▶ _TASK INSTRUCTIONS_:
Output every entry exactly as written, but omit the pictures.

Data entries for graphics:
(begin)
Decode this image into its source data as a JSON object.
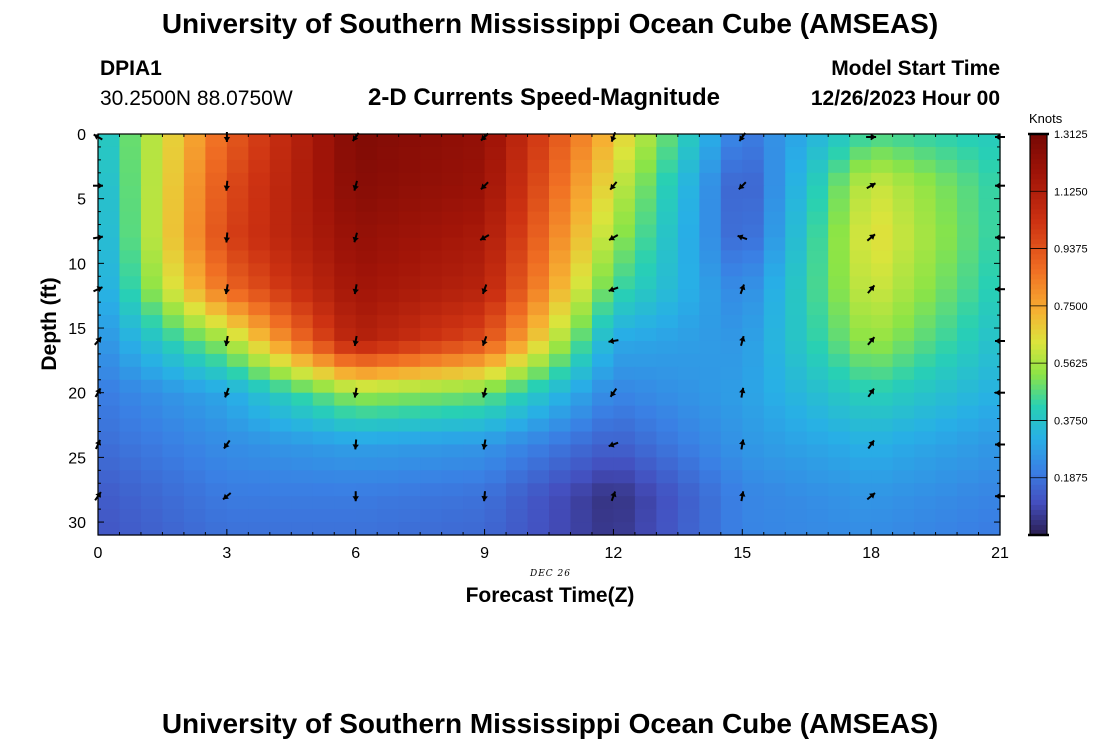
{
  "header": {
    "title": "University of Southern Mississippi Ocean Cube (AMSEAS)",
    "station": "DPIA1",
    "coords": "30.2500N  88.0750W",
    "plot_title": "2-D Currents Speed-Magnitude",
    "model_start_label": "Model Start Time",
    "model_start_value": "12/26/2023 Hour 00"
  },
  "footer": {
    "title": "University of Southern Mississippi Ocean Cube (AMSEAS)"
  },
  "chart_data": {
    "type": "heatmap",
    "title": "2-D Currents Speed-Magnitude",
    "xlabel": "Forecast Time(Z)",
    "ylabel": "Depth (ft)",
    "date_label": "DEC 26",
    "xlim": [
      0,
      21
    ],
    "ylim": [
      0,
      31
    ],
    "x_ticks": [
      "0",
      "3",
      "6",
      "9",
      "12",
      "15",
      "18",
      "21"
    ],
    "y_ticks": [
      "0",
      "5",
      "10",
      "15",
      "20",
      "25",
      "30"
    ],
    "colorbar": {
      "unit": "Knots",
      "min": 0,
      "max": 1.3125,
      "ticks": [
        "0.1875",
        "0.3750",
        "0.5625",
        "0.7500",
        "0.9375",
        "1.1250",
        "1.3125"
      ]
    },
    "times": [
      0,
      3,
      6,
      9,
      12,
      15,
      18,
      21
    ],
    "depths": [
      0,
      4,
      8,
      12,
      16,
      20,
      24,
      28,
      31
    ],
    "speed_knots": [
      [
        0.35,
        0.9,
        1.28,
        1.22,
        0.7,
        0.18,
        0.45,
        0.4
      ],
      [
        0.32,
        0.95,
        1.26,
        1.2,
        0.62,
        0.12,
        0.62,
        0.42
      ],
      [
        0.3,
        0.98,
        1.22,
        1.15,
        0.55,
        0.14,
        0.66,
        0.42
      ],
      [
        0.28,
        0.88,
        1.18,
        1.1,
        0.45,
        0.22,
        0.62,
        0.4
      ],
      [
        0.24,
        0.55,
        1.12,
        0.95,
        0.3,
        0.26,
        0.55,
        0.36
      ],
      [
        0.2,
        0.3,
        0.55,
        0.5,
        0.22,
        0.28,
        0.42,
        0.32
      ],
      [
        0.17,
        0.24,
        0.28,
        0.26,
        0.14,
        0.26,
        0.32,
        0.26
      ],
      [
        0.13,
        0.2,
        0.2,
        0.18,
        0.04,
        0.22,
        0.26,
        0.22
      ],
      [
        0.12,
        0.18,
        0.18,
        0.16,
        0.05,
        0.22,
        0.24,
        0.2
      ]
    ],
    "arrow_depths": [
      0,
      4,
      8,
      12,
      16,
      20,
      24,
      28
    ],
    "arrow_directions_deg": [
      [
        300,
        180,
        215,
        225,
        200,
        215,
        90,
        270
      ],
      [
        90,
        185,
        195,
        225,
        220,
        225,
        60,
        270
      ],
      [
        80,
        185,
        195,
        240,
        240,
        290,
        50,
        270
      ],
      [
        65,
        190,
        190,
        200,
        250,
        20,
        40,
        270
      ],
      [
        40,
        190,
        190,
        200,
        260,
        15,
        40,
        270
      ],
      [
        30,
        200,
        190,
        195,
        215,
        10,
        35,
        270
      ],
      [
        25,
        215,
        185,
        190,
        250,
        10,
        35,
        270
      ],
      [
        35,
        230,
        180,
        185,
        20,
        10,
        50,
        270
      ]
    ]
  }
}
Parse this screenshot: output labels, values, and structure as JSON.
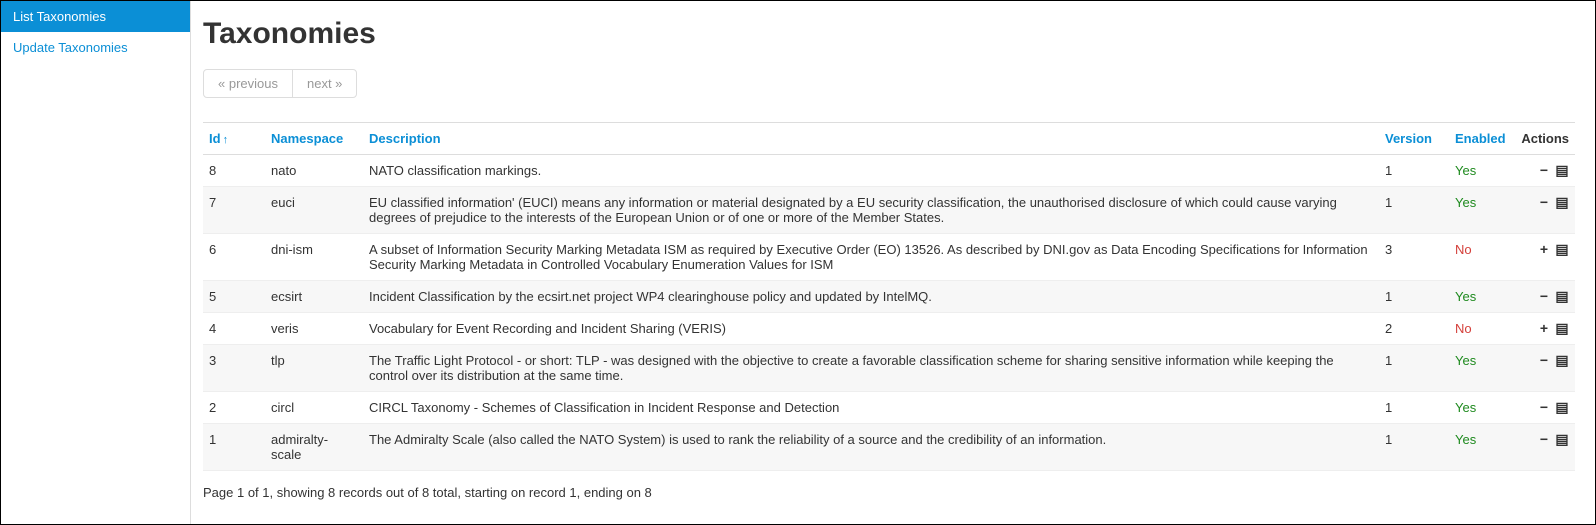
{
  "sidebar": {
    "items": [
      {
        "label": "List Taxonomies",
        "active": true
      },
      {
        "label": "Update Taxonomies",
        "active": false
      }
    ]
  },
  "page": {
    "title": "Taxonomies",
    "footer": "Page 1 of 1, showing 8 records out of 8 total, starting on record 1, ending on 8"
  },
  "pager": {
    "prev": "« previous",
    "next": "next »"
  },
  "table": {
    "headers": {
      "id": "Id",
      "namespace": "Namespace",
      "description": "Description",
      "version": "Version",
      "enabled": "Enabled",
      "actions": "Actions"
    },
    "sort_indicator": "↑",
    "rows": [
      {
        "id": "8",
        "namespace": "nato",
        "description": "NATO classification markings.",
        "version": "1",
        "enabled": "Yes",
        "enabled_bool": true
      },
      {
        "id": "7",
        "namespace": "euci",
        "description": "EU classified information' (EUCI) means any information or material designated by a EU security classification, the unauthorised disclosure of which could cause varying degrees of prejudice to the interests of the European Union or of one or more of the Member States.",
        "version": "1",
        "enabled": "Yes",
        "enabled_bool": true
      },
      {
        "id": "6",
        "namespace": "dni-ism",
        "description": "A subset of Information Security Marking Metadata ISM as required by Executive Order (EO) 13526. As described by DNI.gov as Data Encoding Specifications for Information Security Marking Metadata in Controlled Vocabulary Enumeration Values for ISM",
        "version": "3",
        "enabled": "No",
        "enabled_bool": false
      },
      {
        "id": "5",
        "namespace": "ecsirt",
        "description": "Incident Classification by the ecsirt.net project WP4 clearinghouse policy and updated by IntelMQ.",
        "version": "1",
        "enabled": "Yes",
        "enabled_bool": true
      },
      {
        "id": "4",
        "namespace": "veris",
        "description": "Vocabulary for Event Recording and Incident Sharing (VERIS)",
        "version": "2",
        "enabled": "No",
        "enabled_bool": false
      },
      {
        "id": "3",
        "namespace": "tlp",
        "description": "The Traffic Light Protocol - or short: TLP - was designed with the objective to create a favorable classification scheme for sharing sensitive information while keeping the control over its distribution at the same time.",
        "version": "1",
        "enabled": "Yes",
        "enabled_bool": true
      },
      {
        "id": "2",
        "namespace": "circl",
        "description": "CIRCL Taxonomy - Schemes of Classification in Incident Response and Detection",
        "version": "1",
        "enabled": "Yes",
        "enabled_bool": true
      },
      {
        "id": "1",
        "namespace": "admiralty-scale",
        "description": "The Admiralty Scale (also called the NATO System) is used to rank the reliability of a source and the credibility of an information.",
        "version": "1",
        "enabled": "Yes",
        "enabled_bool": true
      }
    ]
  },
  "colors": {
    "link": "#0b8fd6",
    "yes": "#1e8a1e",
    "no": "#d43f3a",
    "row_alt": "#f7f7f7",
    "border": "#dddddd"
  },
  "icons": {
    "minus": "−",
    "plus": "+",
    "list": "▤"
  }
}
(end)
▶ _RESULT_:
Decode this image into its source data as a JSON object.
{
  "header": {
    "title": "University of Southern Mississippi Ocean Cube (AMSEAS)",
    "station": "DPIA1",
    "coords": "30.2500N  88.0750W",
    "plot_title": "2-D Currents Speed-Magnitude",
    "model_start_label": "Model Start Time",
    "model_start_value": "12/26/2023 Hour 00"
  },
  "footer": {
    "title": "University of Southern Mississippi Ocean Cube (AMSEAS)"
  },
  "chart_data": {
    "type": "heatmap",
    "title": "2-D Currents Speed-Magnitude",
    "xlabel": "Forecast Time(Z)",
    "ylabel": "Depth (ft)",
    "date_label": "DEC 26",
    "xlim": [
      0,
      21
    ],
    "ylim": [
      0,
      31
    ],
    "x_ticks": [
      "0",
      "3",
      "6",
      "9",
      "12",
      "15",
      "18",
      "21"
    ],
    "y_ticks": [
      "0",
      "5",
      "10",
      "15",
      "20",
      "25",
      "30"
    ],
    "colorbar": {
      "unit": "Knots",
      "min": 0,
      "max": 1.3125,
      "ticks": [
        "0.1875",
        "0.3750",
        "0.5625",
        "0.7500",
        "0.9375",
        "1.1250",
        "1.3125"
      ]
    },
    "times": [
      0,
      3,
      6,
      9,
      12,
      15,
      18,
      21
    ],
    "depths": [
      0,
      4,
      8,
      12,
      16,
      20,
      24,
      28,
      31
    ],
    "speed_knots": [
      [
        0.35,
        0.9,
        1.28,
        1.22,
        0.7,
        0.18,
        0.45,
        0.4
      ],
      [
        0.32,
        0.95,
        1.26,
        1.2,
        0.62,
        0.12,
        0.62,
        0.42
      ],
      [
        0.3,
        0.98,
        1.22,
        1.15,
        0.55,
        0.14,
        0.66,
        0.42
      ],
      [
        0.28,
        0.88,
        1.18,
        1.1,
        0.45,
        0.22,
        0.62,
        0.4
      ],
      [
        0.24,
        0.55,
        1.12,
        0.95,
        0.3,
        0.26,
        0.55,
        0.36
      ],
      [
        0.2,
        0.3,
        0.55,
        0.5,
        0.22,
        0.28,
        0.42,
        0.32
      ],
      [
        0.17,
        0.24,
        0.28,
        0.26,
        0.14,
        0.26,
        0.32,
        0.26
      ],
      [
        0.13,
        0.2,
        0.2,
        0.18,
        0.04,
        0.22,
        0.26,
        0.22
      ],
      [
        0.12,
        0.18,
        0.18,
        0.16,
        0.05,
        0.22,
        0.24,
        0.2
      ]
    ],
    "arrow_depths": [
      0,
      4,
      8,
      12,
      16,
      20,
      24,
      28
    ],
    "arrow_directions_deg": [
      [
        300,
        180,
        215,
        225,
        200,
        215,
        90,
        270
      ],
      [
        90,
        185,
        195,
        225,
        220,
        225,
        60,
        270
      ],
      [
        80,
        185,
        195,
        240,
        240,
        290,
        50,
        270
      ],
      [
        65,
        190,
        190,
        200,
        250,
        20,
        40,
        270
      ],
      [
        40,
        190,
        190,
        200,
        260,
        15,
        40,
        270
      ],
      [
        30,
        200,
        190,
        195,
        215,
        10,
        35,
        270
      ],
      [
        25,
        215,
        185,
        190,
        250,
        10,
        35,
        270
      ],
      [
        35,
        230,
        180,
        185,
        20,
        10,
        50,
        270
      ]
    ]
  }
}
Parse this screenshot: output labels, values, and structure as JSON.
{
  "sidebar": {
    "items": [
      {
        "label": "List Taxonomies",
        "active": true
      },
      {
        "label": "Update Taxonomies",
        "active": false
      }
    ]
  },
  "page": {
    "title": "Taxonomies",
    "footer": "Page 1 of 1, showing 8 records out of 8 total, starting on record 1, ending on 8"
  },
  "pager": {
    "prev": "« previous",
    "next": "next »"
  },
  "table": {
    "headers": {
      "id": "Id",
      "namespace": "Namespace",
      "description": "Description",
      "version": "Version",
      "enabled": "Enabled",
      "actions": "Actions"
    },
    "sort_indicator": "↑",
    "rows": [
      {
        "id": "8",
        "namespace": "nato",
        "description": "NATO classification markings.",
        "version": "1",
        "enabled": "Yes",
        "enabled_bool": true
      },
      {
        "id": "7",
        "namespace": "euci",
        "description": "EU classified information' (EUCI) means any information or material designated by a EU security classification, the unauthorised disclosure of which could cause varying degrees of prejudice to the interests of the European Union or of one or more of the Member States.",
        "version": "1",
        "enabled": "Yes",
        "enabled_bool": true
      },
      {
        "id": "6",
        "namespace": "dni-ism",
        "description": "A subset of Information Security Marking Metadata ISM as required by Executive Order (EO) 13526. As described by DNI.gov as Data Encoding Specifications for Information Security Marking Metadata in Controlled Vocabulary Enumeration Values for ISM",
        "version": "3",
        "enabled": "No",
        "enabled_bool": false
      },
      {
        "id": "5",
        "namespace": "ecsirt",
        "description": "Incident Classification by the ecsirt.net project WP4 clearinghouse policy and updated by IntelMQ.",
        "version": "1",
        "enabled": "Yes",
        "enabled_bool": true
      },
      {
        "id": "4",
        "namespace": "veris",
        "description": "Vocabulary for Event Recording and Incident Sharing (VERIS)",
        "version": "2",
        "enabled": "No",
        "enabled_bool": false
      },
      {
        "id": "3",
        "namespace": "tlp",
        "description": "The Traffic Light Protocol - or short: TLP - was designed with the objective to create a favorable classification scheme for sharing sensitive information while keeping the control over its distribution at the same time.",
        "version": "1",
        "enabled": "Yes",
        "enabled_bool": true
      },
      {
        "id": "2",
        "namespace": "circl",
        "description": "CIRCL Taxonomy - Schemes of Classification in Incident Response and Detection",
        "version": "1",
        "enabled": "Yes",
        "enabled_bool": true
      },
      {
        "id": "1",
        "namespace": "admiralty-scale",
        "description": "The Admiralty Scale (also called the NATO System) is used to rank the reliability of a source and the credibility of an information.",
        "version": "1",
        "enabled": "Yes",
        "enabled_bool": true
      }
    ]
  },
  "colors": {
    "link": "#0b8fd6",
    "yes": "#1e8a1e",
    "no": "#d43f3a",
    "row_alt": "#f7f7f7",
    "border": "#dddddd"
  },
  "icons": {
    "minus": "−",
    "plus": "+",
    "list": "▤"
  }
}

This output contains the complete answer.